### TASK STATEMENT
Copy every line of the listing below word for word, leaving nothing out and changing nothing.

### DATASET EXTRACT
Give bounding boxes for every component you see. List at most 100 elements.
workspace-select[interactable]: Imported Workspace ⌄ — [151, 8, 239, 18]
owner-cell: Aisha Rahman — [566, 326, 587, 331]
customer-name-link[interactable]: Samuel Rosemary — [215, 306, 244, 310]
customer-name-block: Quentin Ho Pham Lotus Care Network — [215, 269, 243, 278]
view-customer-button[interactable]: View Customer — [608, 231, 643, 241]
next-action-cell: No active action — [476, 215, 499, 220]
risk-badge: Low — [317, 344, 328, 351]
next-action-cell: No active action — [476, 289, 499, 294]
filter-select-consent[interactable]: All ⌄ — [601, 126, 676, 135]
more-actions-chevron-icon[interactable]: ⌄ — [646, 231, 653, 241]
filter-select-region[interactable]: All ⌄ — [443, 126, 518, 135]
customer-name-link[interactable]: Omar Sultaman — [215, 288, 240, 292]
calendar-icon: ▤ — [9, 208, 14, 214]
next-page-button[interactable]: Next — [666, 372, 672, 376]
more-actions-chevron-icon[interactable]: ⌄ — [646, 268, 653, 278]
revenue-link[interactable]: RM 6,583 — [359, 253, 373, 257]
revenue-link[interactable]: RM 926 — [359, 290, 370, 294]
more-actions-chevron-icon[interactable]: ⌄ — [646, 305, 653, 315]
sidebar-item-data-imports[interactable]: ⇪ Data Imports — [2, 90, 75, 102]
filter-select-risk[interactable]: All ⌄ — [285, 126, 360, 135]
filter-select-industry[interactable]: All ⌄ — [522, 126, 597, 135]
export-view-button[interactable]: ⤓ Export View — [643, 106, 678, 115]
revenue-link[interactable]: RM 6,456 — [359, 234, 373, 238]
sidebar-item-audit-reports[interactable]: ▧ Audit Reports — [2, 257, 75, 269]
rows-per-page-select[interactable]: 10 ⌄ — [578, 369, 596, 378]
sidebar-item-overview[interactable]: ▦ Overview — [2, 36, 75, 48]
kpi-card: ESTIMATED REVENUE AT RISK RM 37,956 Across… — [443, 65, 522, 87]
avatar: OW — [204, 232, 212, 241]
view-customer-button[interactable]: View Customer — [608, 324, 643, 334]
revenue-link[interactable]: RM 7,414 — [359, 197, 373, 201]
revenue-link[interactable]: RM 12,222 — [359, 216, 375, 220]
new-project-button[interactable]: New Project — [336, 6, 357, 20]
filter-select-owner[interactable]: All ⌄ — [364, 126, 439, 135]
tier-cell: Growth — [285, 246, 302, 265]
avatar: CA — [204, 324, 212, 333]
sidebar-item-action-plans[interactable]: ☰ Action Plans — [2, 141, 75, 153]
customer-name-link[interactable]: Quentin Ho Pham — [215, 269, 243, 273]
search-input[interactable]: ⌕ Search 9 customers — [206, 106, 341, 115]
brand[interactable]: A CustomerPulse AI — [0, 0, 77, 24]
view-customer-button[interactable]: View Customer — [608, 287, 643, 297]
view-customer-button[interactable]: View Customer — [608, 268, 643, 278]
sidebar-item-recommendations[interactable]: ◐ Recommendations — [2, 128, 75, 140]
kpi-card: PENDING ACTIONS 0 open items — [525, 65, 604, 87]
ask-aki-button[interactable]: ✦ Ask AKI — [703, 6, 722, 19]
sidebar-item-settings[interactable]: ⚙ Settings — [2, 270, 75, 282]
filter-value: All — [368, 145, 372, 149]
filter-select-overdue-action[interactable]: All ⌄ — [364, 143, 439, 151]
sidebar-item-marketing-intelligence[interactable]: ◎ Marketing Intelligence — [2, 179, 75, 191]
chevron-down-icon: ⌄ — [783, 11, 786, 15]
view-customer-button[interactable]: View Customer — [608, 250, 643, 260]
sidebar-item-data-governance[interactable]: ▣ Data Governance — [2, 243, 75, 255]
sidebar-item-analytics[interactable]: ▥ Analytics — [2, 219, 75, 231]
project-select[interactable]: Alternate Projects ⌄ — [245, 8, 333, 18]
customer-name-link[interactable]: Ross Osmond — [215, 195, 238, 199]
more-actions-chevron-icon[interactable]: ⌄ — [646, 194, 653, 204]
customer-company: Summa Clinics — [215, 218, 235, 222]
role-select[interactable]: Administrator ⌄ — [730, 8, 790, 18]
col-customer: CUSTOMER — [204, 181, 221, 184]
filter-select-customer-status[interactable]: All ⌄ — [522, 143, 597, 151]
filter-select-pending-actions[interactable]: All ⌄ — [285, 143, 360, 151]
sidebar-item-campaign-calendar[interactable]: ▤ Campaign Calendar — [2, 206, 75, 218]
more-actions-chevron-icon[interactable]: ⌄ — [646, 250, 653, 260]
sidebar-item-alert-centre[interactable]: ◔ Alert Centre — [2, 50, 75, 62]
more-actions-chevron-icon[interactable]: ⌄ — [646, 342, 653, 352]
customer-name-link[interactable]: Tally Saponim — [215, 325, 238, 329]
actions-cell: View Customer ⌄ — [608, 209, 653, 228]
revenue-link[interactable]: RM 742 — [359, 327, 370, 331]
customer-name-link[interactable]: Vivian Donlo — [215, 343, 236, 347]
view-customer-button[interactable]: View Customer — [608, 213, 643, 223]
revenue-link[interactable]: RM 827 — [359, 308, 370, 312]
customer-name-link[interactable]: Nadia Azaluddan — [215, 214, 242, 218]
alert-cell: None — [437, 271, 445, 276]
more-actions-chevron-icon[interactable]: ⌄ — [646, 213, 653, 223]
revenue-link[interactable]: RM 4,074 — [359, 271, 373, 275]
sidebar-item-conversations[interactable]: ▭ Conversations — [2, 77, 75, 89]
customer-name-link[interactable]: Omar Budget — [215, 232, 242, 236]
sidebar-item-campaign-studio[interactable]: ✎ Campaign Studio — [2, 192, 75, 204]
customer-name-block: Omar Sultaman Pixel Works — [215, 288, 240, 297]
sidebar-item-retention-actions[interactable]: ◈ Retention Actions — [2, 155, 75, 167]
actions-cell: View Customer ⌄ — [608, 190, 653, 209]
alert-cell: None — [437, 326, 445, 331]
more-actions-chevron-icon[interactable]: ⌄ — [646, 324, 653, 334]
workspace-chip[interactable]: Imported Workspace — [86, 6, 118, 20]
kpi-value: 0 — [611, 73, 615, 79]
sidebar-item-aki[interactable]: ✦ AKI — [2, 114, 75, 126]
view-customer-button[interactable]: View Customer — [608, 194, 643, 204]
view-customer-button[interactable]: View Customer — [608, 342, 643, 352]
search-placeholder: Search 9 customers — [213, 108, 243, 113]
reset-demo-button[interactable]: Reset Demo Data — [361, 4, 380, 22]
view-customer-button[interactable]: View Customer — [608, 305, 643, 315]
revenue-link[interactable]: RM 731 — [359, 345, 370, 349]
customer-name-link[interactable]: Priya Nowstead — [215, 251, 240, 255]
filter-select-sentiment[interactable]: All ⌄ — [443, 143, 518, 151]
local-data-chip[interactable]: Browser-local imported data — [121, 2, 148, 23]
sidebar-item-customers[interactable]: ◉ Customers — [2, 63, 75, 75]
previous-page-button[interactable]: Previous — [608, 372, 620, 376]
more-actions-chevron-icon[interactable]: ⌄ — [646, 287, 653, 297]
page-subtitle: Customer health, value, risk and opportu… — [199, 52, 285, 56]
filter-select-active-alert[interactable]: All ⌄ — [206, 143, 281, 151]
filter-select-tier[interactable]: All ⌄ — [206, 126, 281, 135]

### SOLUTION TO THIS PROBLEM
Give bounding boxes for every component you see. List at most 100 elements.
workspace-select[interactable]: Imported Workspace ⌄ — [151, 8, 239, 18]
owner-cell: Aisha Rahman — [566, 326, 587, 331]
customer-name-link[interactable]: Samuel Rosemary — [215, 306, 244, 310]
customer-name-block: Quentin Ho Pham Lotus Care Network — [215, 269, 243, 278]
view-customer-button[interactable]: View Customer — [608, 231, 643, 241]
next-action-cell: No active action — [476, 215, 499, 220]
risk-badge: Low — [317, 344, 328, 351]
next-action-cell: No active action — [476, 289, 499, 294]
filter-select-consent[interactable]: All ⌄ — [601, 126, 676, 135]
more-actions-chevron-icon[interactable]: ⌄ — [646, 231, 653, 241]
filter-select-region[interactable]: All ⌄ — [443, 126, 518, 135]
customer-name-link[interactable]: Omar Sultaman — [215, 288, 240, 292]
calendar-icon: ▤ — [9, 208, 14, 214]
next-page-button[interactable]: Next — [666, 372, 672, 376]
more-actions-chevron-icon[interactable]: ⌄ — [646, 268, 653, 278]
revenue-link[interactable]: RM 6,583 — [359, 253, 373, 257]
revenue-link[interactable]: RM 926 — [359, 290, 370, 294]
more-actions-chevron-icon[interactable]: ⌄ — [646, 305, 653, 315]
sidebar-item-data-imports[interactable]: ⇪ Data Imports — [2, 90, 75, 102]
filter-select-risk[interactable]: All ⌄ — [285, 126, 360, 135]
filter-select-industry[interactable]: All ⌄ — [522, 126, 597, 135]
export-view-button[interactable]: ⤓ Export View — [643, 106, 678, 115]
revenue-link[interactable]: RM 6,456 — [359, 234, 373, 238]
sidebar-item-audit-reports[interactable]: ▧ Audit Reports — [2, 257, 75, 269]
rows-per-page-select[interactable]: 10 ⌄ — [578, 369, 596, 378]
sidebar-item-overview[interactable]: ▦ Overview — [2, 36, 75, 48]
kpi-card: ESTIMATED REVENUE AT RISK RM 37,956 Across… — [443, 65, 522, 87]
avatar: OW — [204, 232, 212, 241]
view-customer-button[interactable]: View Customer — [608, 324, 643, 334]
revenue-link[interactable]: RM 7,414 — [359, 197, 373, 201]
revenue-link[interactable]: RM 12,222 — [359, 216, 375, 220]
new-project-button[interactable]: New Project — [336, 6, 357, 20]
filter-select-owner[interactable]: All ⌄ — [364, 126, 439, 135]
tier-cell: Growth — [285, 246, 302, 265]
avatar: CA — [204, 324, 212, 333]
sidebar-item-action-plans[interactable]: ☰ Action Plans — [2, 141, 75, 153]
customer-name-link[interactable]: Quentin Ho Pham — [215, 269, 243, 273]
search-input[interactable]: ⌕ Search 9 customers — [206, 106, 341, 115]
brand[interactable]: A CustomerPulse AI — [0, 0, 77, 24]
view-customer-button[interactable]: View Customer — [608, 287, 643, 297]
view-customer-button[interactable]: View Customer — [608, 268, 643, 278]
sidebar-item-recommendations[interactable]: ◐ Recommendations — [2, 128, 75, 140]
kpi-card: PENDING ACTIONS 0 open items — [525, 65, 604, 87]
ask-aki-button[interactable]: ✦ Ask AKI — [703, 6, 722, 19]
sidebar-item-settings[interactable]: ⚙ Settings — [2, 270, 75, 282]
filter-value: All — [368, 145, 372, 149]
filter-select-overdue-action[interactable]: All ⌄ — [364, 143, 439, 151]
sidebar-item-marketing-intelligence[interactable]: ◎ Marketing Intelligence — [2, 179, 75, 191]
chevron-down-icon: ⌄ — [783, 11, 786, 15]
view-customer-button[interactable]: View Customer — [608, 250, 643, 260]
sidebar-item-data-governance[interactable]: ▣ Data Governance — [2, 243, 75, 255]
sidebar-item-analytics[interactable]: ▥ Analytics — [2, 219, 75, 231]
project-select[interactable]: Alternate Projects ⌄ — [245, 8, 333, 18]
customer-name-link[interactable]: Ross Osmond — [215, 195, 238, 199]
more-actions-chevron-icon[interactable]: ⌄ — [646, 194, 653, 204]
customer-company: Summa Clinics — [215, 218, 235, 222]
role-select[interactable]: Administrator ⌄ — [730, 8, 790, 18]
col-customer: CUSTOMER — [204, 181, 221, 184]
filter-select-customer-status[interactable]: All ⌄ — [522, 143, 597, 151]
filter-select-pending-actions[interactable]: All ⌄ — [285, 143, 360, 151]
sidebar-item-campaign-calendar[interactable]: ▤ Campaign Calendar — [2, 206, 75, 218]
more-actions-chevron-icon[interactable]: ⌄ — [646, 250, 653, 260]
sidebar-item-alert-centre[interactable]: ◔ Alert Centre — [2, 50, 75, 62]
more-actions-chevron-icon[interactable]: ⌄ — [646, 342, 653, 352]
customer-name-link[interactable]: Tally Saponim — [215, 325, 238, 329]
actions-cell: View Customer ⌄ — [608, 209, 653, 228]
revenue-link[interactable]: RM 742 — [359, 327, 370, 331]
customer-name-link[interactable]: Vivian Donlo — [215, 343, 236, 347]
view-customer-button[interactable]: View Customer — [608, 213, 643, 223]
revenue-link[interactable]: RM 827 — [359, 308, 370, 312]
customer-name-link[interactable]: Nadia Azaluddan — [215, 214, 242, 218]
alert-cell: None — [437, 271, 445, 276]
more-actions-chevron-icon[interactable]: ⌄ — [646, 213, 653, 223]
revenue-link[interactable]: RM 4,074 — [359, 271, 373, 275]
sidebar-item-conversations[interactable]: ▭ Conversations — [2, 77, 75, 89]
customer-name-link[interactable]: Omar Budget — [215, 232, 242, 236]
sidebar-item-campaign-studio[interactable]: ✎ Campaign Studio — [2, 192, 75, 204]
customer-name-block: Omar Sultaman Pixel Works — [215, 288, 240, 297]
sidebar-item-retention-actions[interactable]: ◈ Retention Actions — [2, 155, 75, 167]
actions-cell: View Customer ⌄ — [608, 190, 653, 209]
alert-cell: None — [437, 326, 445, 331]
more-actions-chevron-icon[interactable]: ⌄ — [646, 324, 653, 334]
workspace-chip[interactable]: Imported Workspace — [86, 6, 118, 20]
kpi-value: 0 — [611, 73, 615, 79]
sidebar-item-aki[interactable]: ✦ AKI — [2, 114, 75, 126]
view-customer-button[interactable]: View Customer — [608, 194, 643, 204]
view-customer-button[interactable]: View Customer — [608, 342, 643, 352]
search-placeholder: Search 9 customers — [213, 108, 243, 113]
reset-demo-button[interactable]: Reset Demo Data — [361, 4, 380, 22]
view-customer-button[interactable]: View Customer — [608, 305, 643, 315]
revenue-link[interactable]: RM 731 — [359, 345, 370, 349]
customer-name-link[interactable]: Priya Nowstead — [215, 251, 240, 255]
filter-select-sentiment[interactable]: All ⌄ — [443, 143, 518, 151]
local-data-chip[interactable]: Browser-local imported data — [121, 2, 148, 23]
sidebar-item-customers[interactable]: ◉ Customers — [2, 63, 75, 75]
previous-page-button[interactable]: Previous — [608, 372, 620, 376]
more-actions-chevron-icon[interactable]: ⌄ — [646, 287, 653, 297]
page-subtitle: Customer health, value, risk and opportu… — [199, 52, 285, 56]
filter-select-active-alert[interactable]: All ⌄ — [206, 143, 281, 151]
filter-select-tier[interactable]: All ⌄ — [206, 126, 281, 135]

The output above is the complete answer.